* [WHAT TO PRODUCE]
Output every line of the data exactly as it appears.

***** THE DATA

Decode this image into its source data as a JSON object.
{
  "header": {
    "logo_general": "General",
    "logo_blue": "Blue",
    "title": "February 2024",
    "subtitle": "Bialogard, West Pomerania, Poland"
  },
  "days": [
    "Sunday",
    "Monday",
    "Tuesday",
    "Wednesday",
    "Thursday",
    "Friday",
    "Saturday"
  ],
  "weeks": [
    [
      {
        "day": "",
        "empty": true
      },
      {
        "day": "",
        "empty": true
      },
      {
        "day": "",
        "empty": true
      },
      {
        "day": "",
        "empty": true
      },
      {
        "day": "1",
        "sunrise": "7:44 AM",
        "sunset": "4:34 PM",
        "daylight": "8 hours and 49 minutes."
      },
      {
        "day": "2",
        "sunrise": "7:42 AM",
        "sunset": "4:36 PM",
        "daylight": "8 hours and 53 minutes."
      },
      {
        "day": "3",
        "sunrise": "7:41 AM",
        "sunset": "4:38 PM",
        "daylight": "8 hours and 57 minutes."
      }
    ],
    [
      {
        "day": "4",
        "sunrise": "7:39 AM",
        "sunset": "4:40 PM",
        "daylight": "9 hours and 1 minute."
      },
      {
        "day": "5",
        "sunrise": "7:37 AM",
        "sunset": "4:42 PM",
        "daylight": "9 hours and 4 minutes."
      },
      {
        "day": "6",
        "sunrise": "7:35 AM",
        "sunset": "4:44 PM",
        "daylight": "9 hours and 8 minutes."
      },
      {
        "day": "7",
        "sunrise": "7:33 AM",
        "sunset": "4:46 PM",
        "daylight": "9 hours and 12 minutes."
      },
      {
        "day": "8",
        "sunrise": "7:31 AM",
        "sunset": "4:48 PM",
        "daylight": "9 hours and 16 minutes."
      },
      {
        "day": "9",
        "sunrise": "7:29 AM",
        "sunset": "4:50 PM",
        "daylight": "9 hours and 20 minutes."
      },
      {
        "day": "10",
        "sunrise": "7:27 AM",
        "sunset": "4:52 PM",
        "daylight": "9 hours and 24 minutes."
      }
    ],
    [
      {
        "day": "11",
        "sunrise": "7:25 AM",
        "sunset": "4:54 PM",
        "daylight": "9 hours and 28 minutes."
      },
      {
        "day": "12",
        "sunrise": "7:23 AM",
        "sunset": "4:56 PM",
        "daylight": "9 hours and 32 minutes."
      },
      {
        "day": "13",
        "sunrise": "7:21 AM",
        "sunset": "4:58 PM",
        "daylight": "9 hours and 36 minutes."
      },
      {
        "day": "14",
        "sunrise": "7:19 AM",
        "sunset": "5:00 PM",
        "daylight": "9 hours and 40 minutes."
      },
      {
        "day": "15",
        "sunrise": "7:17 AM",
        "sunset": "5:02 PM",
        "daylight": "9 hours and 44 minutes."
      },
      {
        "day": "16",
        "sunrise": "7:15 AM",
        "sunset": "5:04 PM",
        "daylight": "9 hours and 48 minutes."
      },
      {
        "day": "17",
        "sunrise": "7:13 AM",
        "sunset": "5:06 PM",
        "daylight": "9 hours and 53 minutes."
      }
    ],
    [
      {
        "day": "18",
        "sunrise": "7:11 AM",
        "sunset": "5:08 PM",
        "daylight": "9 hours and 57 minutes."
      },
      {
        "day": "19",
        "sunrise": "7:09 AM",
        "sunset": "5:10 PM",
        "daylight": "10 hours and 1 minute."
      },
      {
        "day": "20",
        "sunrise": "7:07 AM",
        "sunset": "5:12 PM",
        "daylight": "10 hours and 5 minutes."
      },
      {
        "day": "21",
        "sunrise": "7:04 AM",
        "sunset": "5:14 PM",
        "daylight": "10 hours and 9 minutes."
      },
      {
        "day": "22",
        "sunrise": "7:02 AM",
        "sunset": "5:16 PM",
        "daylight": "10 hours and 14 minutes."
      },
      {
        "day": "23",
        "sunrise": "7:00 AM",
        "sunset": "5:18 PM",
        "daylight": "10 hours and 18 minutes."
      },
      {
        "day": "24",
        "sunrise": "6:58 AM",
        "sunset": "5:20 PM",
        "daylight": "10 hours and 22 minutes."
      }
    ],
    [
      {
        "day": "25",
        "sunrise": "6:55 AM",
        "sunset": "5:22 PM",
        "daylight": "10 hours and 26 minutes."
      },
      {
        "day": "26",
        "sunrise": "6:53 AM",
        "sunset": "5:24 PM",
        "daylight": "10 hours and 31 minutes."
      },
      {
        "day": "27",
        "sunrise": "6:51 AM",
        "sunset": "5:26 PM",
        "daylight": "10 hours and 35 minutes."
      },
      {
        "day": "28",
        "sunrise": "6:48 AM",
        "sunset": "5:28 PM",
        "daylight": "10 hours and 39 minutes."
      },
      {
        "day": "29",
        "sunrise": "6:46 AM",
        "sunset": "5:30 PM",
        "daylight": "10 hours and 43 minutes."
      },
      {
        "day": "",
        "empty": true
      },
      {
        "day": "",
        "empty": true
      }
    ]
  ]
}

**********

* [IN RESPONSE]
Decode this image into its source data as a JSON object.
{
  "header": {
    "logo_general": "General",
    "logo_blue": "Blue",
    "title": "February 2024",
    "subtitle": "Bialogard, West Pomerania, Poland"
  },
  "days": [
    "Sunday",
    "Monday",
    "Tuesday",
    "Wednesday",
    "Thursday",
    "Friday",
    "Saturday"
  ],
  "weeks": [
    [
      {
        "day": "",
        "empty": true
      },
      {
        "day": "",
        "empty": true
      },
      {
        "day": "",
        "empty": true
      },
      {
        "day": "",
        "empty": true
      },
      {
        "day": "1",
        "sunrise": "7:44 AM",
        "sunset": "4:34 PM",
        "daylight": "8 hours and 49 minutes."
      },
      {
        "day": "2",
        "sunrise": "7:42 AM",
        "sunset": "4:36 PM",
        "daylight": "8 hours and 53 minutes."
      },
      {
        "day": "3",
        "sunrise": "7:41 AM",
        "sunset": "4:38 PM",
        "daylight": "8 hours and 57 minutes."
      }
    ],
    [
      {
        "day": "4",
        "sunrise": "7:39 AM",
        "sunset": "4:40 PM",
        "daylight": "9 hours and 1 minute."
      },
      {
        "day": "5",
        "sunrise": "7:37 AM",
        "sunset": "4:42 PM",
        "daylight": "9 hours and 4 minutes."
      },
      {
        "day": "6",
        "sunrise": "7:35 AM",
        "sunset": "4:44 PM",
        "daylight": "9 hours and 8 minutes."
      },
      {
        "day": "7",
        "sunrise": "7:33 AM",
        "sunset": "4:46 PM",
        "daylight": "9 hours and 12 minutes."
      },
      {
        "day": "8",
        "sunrise": "7:31 AM",
        "sunset": "4:48 PM",
        "daylight": "9 hours and 16 minutes."
      },
      {
        "day": "9",
        "sunrise": "7:29 AM",
        "sunset": "4:50 PM",
        "daylight": "9 hours and 20 minutes."
      },
      {
        "day": "10",
        "sunrise": "7:27 AM",
        "sunset": "4:52 PM",
        "daylight": "9 hours and 24 minutes."
      }
    ],
    [
      {
        "day": "11",
        "sunrise": "7:25 AM",
        "sunset": "4:54 PM",
        "daylight": "9 hours and 28 minutes."
      },
      {
        "day": "12",
        "sunrise": "7:23 AM",
        "sunset": "4:56 PM",
        "daylight": "9 hours and 32 minutes."
      },
      {
        "day": "13",
        "sunrise": "7:21 AM",
        "sunset": "4:58 PM",
        "daylight": "9 hours and 36 minutes."
      },
      {
        "day": "14",
        "sunrise": "7:19 AM",
        "sunset": "5:00 PM",
        "daylight": "9 hours and 40 minutes."
      },
      {
        "day": "15",
        "sunrise": "7:17 AM",
        "sunset": "5:02 PM",
        "daylight": "9 hours and 44 minutes."
      },
      {
        "day": "16",
        "sunrise": "7:15 AM",
        "sunset": "5:04 PM",
        "daylight": "9 hours and 48 minutes."
      },
      {
        "day": "17",
        "sunrise": "7:13 AM",
        "sunset": "5:06 PM",
        "daylight": "9 hours and 53 minutes."
      }
    ],
    [
      {
        "day": "18",
        "sunrise": "7:11 AM",
        "sunset": "5:08 PM",
        "daylight": "9 hours and 57 minutes."
      },
      {
        "day": "19",
        "sunrise": "7:09 AM",
        "sunset": "5:10 PM",
        "daylight": "10 hours and 1 minute."
      },
      {
        "day": "20",
        "sunrise": "7:07 AM",
        "sunset": "5:12 PM",
        "daylight": "10 hours and 5 minutes."
      },
      {
        "day": "21",
        "sunrise": "7:04 AM",
        "sunset": "5:14 PM",
        "daylight": "10 hours and 9 minutes."
      },
      {
        "day": "22",
        "sunrise": "7:02 AM",
        "sunset": "5:16 PM",
        "daylight": "10 hours and 14 minutes."
      },
      {
        "day": "23",
        "sunrise": "7:00 AM",
        "sunset": "5:18 PM",
        "daylight": "10 hours and 18 minutes."
      },
      {
        "day": "24",
        "sunrise": "6:58 AM",
        "sunset": "5:20 PM",
        "daylight": "10 hours and 22 minutes."
      }
    ],
    [
      {
        "day": "25",
        "sunrise": "6:55 AM",
        "sunset": "5:22 PM",
        "daylight": "10 hours and 26 minutes."
      },
      {
        "day": "26",
        "sunrise": "6:53 AM",
        "sunset": "5:24 PM",
        "daylight": "10 hours and 31 minutes."
      },
      {
        "day": "27",
        "sunrise": "6:51 AM",
        "sunset": "5:26 PM",
        "daylight": "10 hours and 35 minutes."
      },
      {
        "day": "28",
        "sunrise": "6:48 AM",
        "sunset": "5:28 PM",
        "daylight": "10 hours and 39 minutes."
      },
      {
        "day": "29",
        "sunrise": "6:46 AM",
        "sunset": "5:30 PM",
        "daylight": "10 hours and 43 minutes."
      },
      {
        "day": "",
        "empty": true
      },
      {
        "day": "",
        "empty": true
      }
    ]
  ]
}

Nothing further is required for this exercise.